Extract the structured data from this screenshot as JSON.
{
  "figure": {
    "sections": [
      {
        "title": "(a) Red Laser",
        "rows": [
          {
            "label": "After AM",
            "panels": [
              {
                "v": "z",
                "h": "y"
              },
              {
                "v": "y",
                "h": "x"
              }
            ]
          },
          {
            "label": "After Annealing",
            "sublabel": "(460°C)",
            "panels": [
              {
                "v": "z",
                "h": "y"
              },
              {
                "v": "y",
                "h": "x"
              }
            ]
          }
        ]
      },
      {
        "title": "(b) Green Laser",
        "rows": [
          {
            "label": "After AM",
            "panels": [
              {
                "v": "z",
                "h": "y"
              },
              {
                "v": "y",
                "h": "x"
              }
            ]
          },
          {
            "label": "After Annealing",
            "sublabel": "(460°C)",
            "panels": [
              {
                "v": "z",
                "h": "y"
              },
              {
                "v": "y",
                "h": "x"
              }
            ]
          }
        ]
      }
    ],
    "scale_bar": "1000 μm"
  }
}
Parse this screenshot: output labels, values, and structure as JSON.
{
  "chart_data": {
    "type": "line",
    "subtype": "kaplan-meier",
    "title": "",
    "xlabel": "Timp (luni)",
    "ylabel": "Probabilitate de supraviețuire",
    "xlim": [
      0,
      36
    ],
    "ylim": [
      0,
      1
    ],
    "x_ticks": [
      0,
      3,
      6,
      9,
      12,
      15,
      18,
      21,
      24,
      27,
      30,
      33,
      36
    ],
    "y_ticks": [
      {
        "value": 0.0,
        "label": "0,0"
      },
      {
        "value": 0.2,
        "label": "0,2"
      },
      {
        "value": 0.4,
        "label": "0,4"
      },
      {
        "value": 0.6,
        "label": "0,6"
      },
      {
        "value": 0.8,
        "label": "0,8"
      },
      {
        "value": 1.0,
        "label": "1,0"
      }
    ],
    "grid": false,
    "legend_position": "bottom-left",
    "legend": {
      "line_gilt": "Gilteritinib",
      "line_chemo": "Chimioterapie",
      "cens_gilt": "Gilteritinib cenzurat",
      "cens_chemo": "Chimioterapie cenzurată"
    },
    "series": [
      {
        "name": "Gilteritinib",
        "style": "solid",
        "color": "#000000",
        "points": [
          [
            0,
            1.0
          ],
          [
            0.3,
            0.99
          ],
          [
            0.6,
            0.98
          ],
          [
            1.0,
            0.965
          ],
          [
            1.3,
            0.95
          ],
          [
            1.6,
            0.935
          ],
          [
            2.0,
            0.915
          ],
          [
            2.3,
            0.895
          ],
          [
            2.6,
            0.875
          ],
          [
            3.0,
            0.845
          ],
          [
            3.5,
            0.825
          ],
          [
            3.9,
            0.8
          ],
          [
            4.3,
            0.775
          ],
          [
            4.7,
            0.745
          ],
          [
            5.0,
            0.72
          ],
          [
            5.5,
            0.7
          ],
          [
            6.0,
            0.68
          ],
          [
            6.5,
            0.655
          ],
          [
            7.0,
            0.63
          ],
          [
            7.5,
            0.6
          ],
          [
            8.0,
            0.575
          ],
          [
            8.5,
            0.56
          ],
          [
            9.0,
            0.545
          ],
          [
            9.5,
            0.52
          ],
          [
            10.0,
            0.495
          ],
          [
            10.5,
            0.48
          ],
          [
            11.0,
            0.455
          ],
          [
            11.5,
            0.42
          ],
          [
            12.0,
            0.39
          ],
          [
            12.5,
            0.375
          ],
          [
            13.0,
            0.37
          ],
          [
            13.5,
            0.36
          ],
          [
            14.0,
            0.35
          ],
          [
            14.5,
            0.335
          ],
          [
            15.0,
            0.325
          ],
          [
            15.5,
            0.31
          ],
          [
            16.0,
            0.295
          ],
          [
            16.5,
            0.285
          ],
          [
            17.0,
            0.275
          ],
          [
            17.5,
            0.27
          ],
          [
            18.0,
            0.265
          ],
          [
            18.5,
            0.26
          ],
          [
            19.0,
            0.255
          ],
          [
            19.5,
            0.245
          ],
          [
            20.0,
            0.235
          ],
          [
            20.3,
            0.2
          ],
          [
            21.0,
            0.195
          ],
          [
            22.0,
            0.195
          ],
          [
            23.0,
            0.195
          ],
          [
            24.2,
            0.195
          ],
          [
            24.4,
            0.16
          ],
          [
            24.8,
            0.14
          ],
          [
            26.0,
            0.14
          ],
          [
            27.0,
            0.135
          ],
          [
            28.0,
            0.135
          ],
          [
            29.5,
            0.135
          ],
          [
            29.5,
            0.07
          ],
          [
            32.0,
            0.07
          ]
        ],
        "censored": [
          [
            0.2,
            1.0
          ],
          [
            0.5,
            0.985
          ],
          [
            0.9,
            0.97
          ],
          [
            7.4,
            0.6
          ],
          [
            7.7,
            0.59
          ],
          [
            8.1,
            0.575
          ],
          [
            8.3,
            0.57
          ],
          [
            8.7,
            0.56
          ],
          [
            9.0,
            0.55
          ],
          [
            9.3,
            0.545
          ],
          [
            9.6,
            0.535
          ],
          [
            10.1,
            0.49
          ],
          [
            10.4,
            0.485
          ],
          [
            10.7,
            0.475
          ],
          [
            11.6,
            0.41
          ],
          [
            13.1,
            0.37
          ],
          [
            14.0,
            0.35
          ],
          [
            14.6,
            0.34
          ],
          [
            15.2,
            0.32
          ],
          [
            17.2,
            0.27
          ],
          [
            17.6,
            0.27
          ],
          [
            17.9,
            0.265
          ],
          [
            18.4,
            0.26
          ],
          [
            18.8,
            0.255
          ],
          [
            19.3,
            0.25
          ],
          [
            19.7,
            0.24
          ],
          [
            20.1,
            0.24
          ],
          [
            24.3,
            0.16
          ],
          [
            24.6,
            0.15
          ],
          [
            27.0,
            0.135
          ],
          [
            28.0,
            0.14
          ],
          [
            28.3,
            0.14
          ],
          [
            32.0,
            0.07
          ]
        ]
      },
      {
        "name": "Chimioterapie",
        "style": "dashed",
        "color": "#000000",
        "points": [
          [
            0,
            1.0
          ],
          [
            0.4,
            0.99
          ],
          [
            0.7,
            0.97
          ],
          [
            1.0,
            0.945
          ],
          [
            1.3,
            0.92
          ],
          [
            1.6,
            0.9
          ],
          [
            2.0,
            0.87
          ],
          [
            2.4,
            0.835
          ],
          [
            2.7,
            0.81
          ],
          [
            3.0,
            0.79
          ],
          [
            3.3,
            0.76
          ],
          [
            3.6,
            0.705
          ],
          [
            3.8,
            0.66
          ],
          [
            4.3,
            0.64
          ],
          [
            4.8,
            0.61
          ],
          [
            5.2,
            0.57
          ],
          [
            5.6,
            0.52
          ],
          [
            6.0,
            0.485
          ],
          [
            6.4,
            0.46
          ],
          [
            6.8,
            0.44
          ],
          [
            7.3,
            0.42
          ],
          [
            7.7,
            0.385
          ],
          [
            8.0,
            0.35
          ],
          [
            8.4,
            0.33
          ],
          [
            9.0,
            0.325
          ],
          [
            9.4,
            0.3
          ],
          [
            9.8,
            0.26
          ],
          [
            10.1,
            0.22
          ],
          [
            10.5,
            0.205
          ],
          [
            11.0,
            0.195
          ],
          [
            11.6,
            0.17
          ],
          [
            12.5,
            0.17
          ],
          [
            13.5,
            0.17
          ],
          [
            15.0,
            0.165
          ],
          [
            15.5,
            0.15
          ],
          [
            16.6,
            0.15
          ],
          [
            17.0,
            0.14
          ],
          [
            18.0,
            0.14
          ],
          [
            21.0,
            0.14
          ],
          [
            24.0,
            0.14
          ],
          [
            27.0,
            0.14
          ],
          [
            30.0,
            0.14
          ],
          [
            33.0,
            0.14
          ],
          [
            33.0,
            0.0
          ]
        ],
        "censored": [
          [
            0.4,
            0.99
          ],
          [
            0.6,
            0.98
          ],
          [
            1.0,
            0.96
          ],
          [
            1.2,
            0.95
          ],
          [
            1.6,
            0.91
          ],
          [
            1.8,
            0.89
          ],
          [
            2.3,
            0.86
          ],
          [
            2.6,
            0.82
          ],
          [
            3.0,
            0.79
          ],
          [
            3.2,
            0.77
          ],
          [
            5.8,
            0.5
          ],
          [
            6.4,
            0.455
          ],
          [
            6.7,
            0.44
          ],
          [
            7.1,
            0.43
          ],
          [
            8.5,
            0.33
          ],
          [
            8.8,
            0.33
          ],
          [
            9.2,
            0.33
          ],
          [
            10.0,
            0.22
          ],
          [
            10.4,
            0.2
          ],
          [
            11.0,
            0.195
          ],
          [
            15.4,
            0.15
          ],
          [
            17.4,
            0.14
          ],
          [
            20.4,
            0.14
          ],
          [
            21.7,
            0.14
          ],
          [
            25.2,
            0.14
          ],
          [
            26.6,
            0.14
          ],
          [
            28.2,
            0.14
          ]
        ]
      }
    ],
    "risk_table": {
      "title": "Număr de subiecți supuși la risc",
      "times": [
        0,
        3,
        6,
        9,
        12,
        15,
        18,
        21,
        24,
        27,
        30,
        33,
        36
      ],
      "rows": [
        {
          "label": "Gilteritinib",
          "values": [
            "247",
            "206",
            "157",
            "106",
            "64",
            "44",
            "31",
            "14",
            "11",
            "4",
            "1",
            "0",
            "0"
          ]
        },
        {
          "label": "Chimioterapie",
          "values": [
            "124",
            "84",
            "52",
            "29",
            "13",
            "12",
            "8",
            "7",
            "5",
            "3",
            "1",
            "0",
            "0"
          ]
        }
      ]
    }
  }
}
= = = = = = =
▶ [SET PROBLEM]:
Review the material and copy each line in which the word "name" appears.

▶ [TASK SOLUTION]:
        "name": "Gilteritinib",
        "name": "Chimioterapie",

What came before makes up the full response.